**Written problem**
Among the lines below, how many carry the string "được"? Reply with a number and nothing else.

**Recorded data**
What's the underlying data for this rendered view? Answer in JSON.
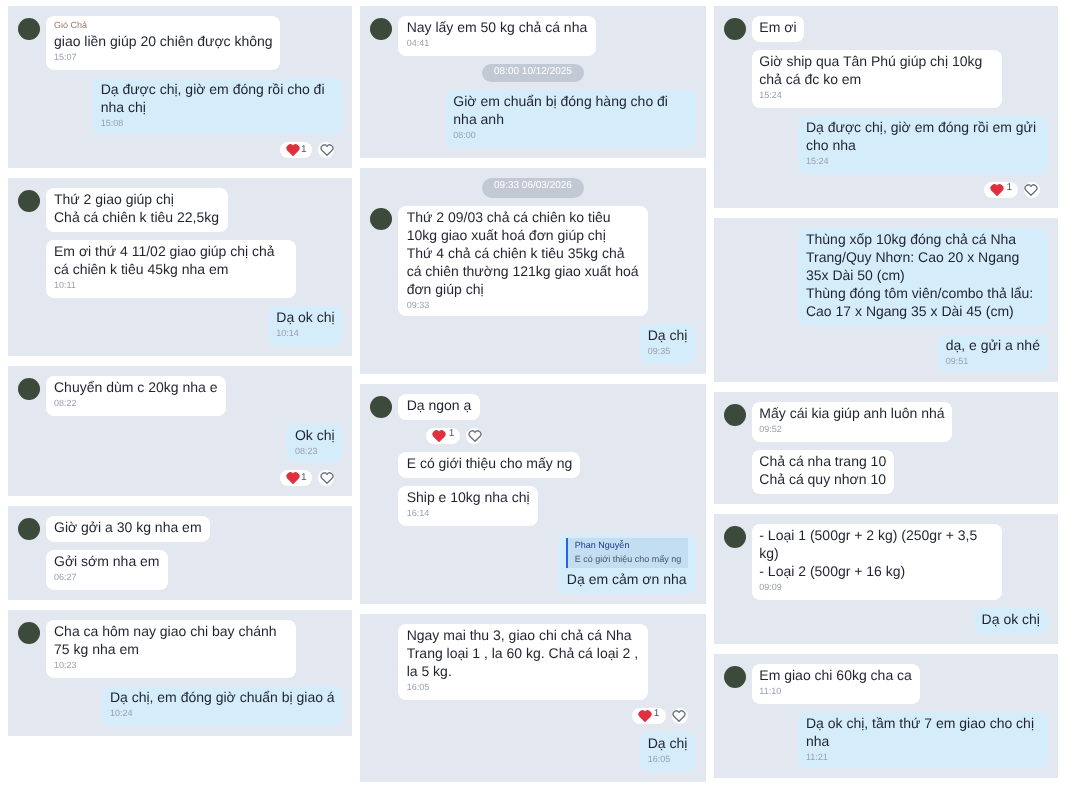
{
  "columns": [
    {
      "panels": [
        {
          "items": [
            {
              "kind": "in",
              "avatar": true,
              "sender": "Gió Chả",
              "text": "giao liền giúp  20 chiên được không",
              "time": "15:07"
            },
            {
              "kind": "out",
              "text": "Dạ được chị, giờ em đóng rồi cho đi nha chị",
              "time": "15:08"
            },
            {
              "kind": "reactions",
              "count": "1"
            }
          ]
        },
        {
          "items": [
            {
              "kind": "in",
              "avatar": true,
              "text": "Thứ 2 giao giúp chị\nChả cá chiên k tiêu 22,5kg"
            },
            {
              "kind": "in",
              "avatar": false,
              "text": "Em ơi thứ 4 11/02 giao giúp chị chả cá chiên k tiêu 45kg nha em",
              "time": "10:11"
            },
            {
              "kind": "out",
              "text": "Dạ ok chị",
              "time": "10:14"
            }
          ]
        },
        {
          "items": [
            {
              "kind": "in",
              "avatar": true,
              "text": "Chuyển dùm c 20kg nha e",
              "time": "08:22"
            },
            {
              "kind": "out",
              "text": "Ok chị",
              "time": "08:23"
            },
            {
              "kind": "reactions",
              "count": "1"
            }
          ]
        },
        {
          "items": [
            {
              "kind": "in",
              "avatar": true,
              "text": "Giờ gởi a  30 kg nha em"
            },
            {
              "kind": "in",
              "avatar": false,
              "text": "Gởi sớm nha em",
              "time": "06:27"
            }
          ]
        },
        {
          "items": [
            {
              "kind": "in",
              "avatar": true,
              "text": "Cha ca hôm nay giao chi bay chánh 75 kg nha em",
              "time": "10:23"
            },
            {
              "kind": "out",
              "text": "Dạ chị, em đóng giờ chuẩn bị giao á",
              "time": "10:24"
            }
          ]
        }
      ]
    },
    {
      "panels": [
        {
          "items": [
            {
              "kind": "in",
              "avatar": true,
              "text": "Nay lấy em 50 kg chả cá nha",
              "time": "04:41"
            },
            {
              "kind": "date",
              "text": "08:00 10/12/2025"
            },
            {
              "kind": "out",
              "text": "Giờ em chuẩn bị đóng hàng cho đi nha anh",
              "time": "08:00"
            }
          ]
        },
        {
          "items": [
            {
              "kind": "date",
              "text": "09:33 06/03/2026"
            },
            {
              "kind": "in",
              "avatar": true,
              "text": "Thứ 2 09/03 chả cá chiên ko tiêu 10kg giao xuất hoá đơn giúp chị\nThứ 4 chả cá chiên k tiêu 35kg  chả cá chiên thường 121kg giao xuất hoá đơn giúp chị",
              "time": "09:33"
            },
            {
              "kind": "out",
              "text": "Dạ chị",
              "time": "09:35"
            }
          ]
        },
        {
          "items": [
            {
              "kind": "in",
              "avatar": true,
              "text": "Dạ ngon ạ"
            },
            {
              "kind": "reactions_left",
              "count": "1"
            },
            {
              "kind": "in",
              "avatar": false,
              "text": "E có giới thiệu cho mấy ng"
            },
            {
              "kind": "in",
              "avatar": false,
              "text": "Ship e 10kg nha chị",
              "time": "16:14"
            },
            {
              "kind": "out",
              "quote": {
                "name": "Phan Nguyễn",
                "text": "E có giới thiệu cho mấy ng"
              },
              "text": "Dạ em cảm ơn nha"
            }
          ]
        },
        {
          "items": [
            {
              "kind": "in",
              "avatar": false,
              "text": "Ngay mai thu 3, giao chi chả cá Nha Trang loại 1 , la 60 kg. Chả cá loại 2 , la 5 kg.",
              "time": "16:05"
            },
            {
              "kind": "reactions",
              "count": "1"
            },
            {
              "kind": "out",
              "text": "Dạ chị",
              "time": "16:05"
            }
          ]
        }
      ]
    },
    {
      "panels": [
        {
          "items": [
            {
              "kind": "in",
              "avatar": true,
              "text": "Em ơi"
            },
            {
              "kind": "in",
              "avatar": false,
              "text": "Giờ ship qua Tân Phú giúp chị 10kg chả cá đc ko em",
              "time": "15:24"
            },
            {
              "kind": "out",
              "text": "Dạ được chị, giờ em đóng rồi em gửi cho nha",
              "time": "15:24"
            },
            {
              "kind": "reactions",
              "count": "1"
            }
          ]
        },
        {
          "items": [
            {
              "kind": "out",
              "text": "Thùng xốp 10kg đóng chả cá Nha Trang/Quy Nhơn: Cao 20 x Ngang 35x Dài 50 (cm)\nThùng đóng tôm viên/combo thả lẩu: Cao 17 x Ngang 35 x Dài 45 (cm)"
            },
            {
              "kind": "out",
              "text": "dạ, e gửi a nhé",
              "time": "09:51"
            }
          ]
        },
        {
          "items": [
            {
              "kind": "in",
              "avatar": true,
              "text": "Mấy cái kia giúp anh luôn nhá",
              "time": "09:52"
            },
            {
              "kind": "in",
              "avatar": false,
              "text": "Chả cá nha trang 10\nChả cá quy nhơn 10"
            }
          ]
        },
        {
          "items": [
            {
              "kind": "in",
              "avatar": true,
              "text": "- Loại 1 (500gr + 2 kg) (250gr + 3,5 kg)\n- Loại 2 (500gr + 16 kg)",
              "time": "09:09"
            },
            {
              "kind": "out",
              "text": "Dạ ok chị"
            }
          ]
        },
        {
          "items": [
            {
              "kind": "in",
              "avatar": true,
              "text": "Em giao chi 60kg cha ca",
              "time": "11:10"
            },
            {
              "kind": "out",
              "text": "Dạ ok chị, tầm thứ 7 em giao cho chị nha",
              "time": "11:21"
            }
          ]
        }
      ]
    }
  ]
}
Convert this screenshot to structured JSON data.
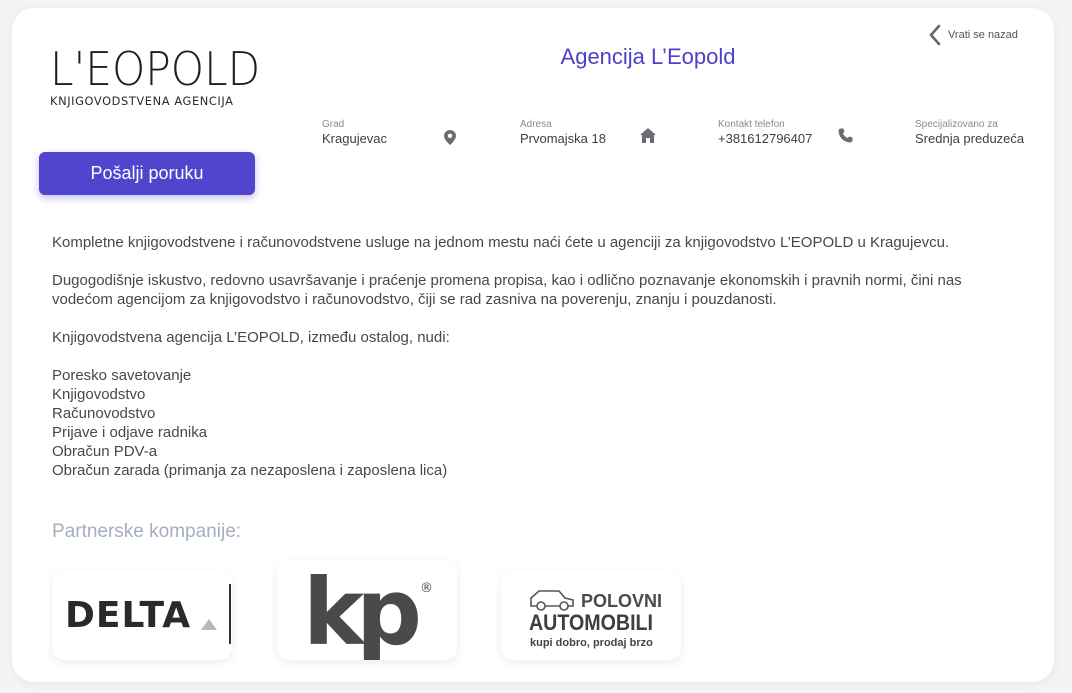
{
  "logo": {
    "main": "L'EOPOLD",
    "sub": "KNJIGOVODSTVENA AGENCIJA"
  },
  "send_button": "Pošalji poruku",
  "title": "Agencija L’Eopold",
  "back": "Vrati se nazad",
  "info": [
    {
      "label": "Grad",
      "value": "Kragujevac",
      "icon": "location-pin-icon"
    },
    {
      "label": "Adresa",
      "value": "Prvomajska 18",
      "icon": "home-icon"
    },
    {
      "label": "Kontakt telefon",
      "value": "+381612796407",
      "icon": "phone-icon"
    },
    {
      "label": "Specijalizovano za",
      "value": "Srednja preduzeća",
      "icon": ""
    }
  ],
  "description": {
    "p1": "Kompletne knjigovodstvene i računovodstvene usluge na jednom mestu naći ćete u agenciji za knjigovodstvo L’EOPOLD u Kragujevcu.",
    "p2": "Dugogodišnje iskustvo, redovno usavršavanje i praćenje promena propisa, kao i odlično poznavanje ekonomskih i pravnih normi, čini nas vodećom agencijom za knjigovodstvo i računovodstvo, čiji se rad zasniva na poverenju, znanju i pouzdanosti.",
    "p3": "Knjigovodstvena agencija L’EOPOLD, između ostalog, nudi:",
    "services": [
      "Poresko savetovanje",
      "Knjigovodstvo",
      "Računovodstvo",
      "Prijave i odjave radnika",
      "Obračun PDV-a",
      "Obračun zarada (primanja za nezaposlena i zaposlena lica)"
    ]
  },
  "partners": {
    "title": "Partnerske kompanije:",
    "items": [
      {
        "name": "DELTA"
      },
      {
        "name": "kp",
        "mark": "®"
      },
      {
        "name": "POLOVNI",
        "name2": "AUTOMOBILI",
        "tagline": "kupi dobro, prodaj brzo"
      }
    ]
  },
  "colors": {
    "accent": "#5145cd",
    "title": "#4d3fc7",
    "partners_title": "#a4aebf"
  }
}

**Exercise output**
3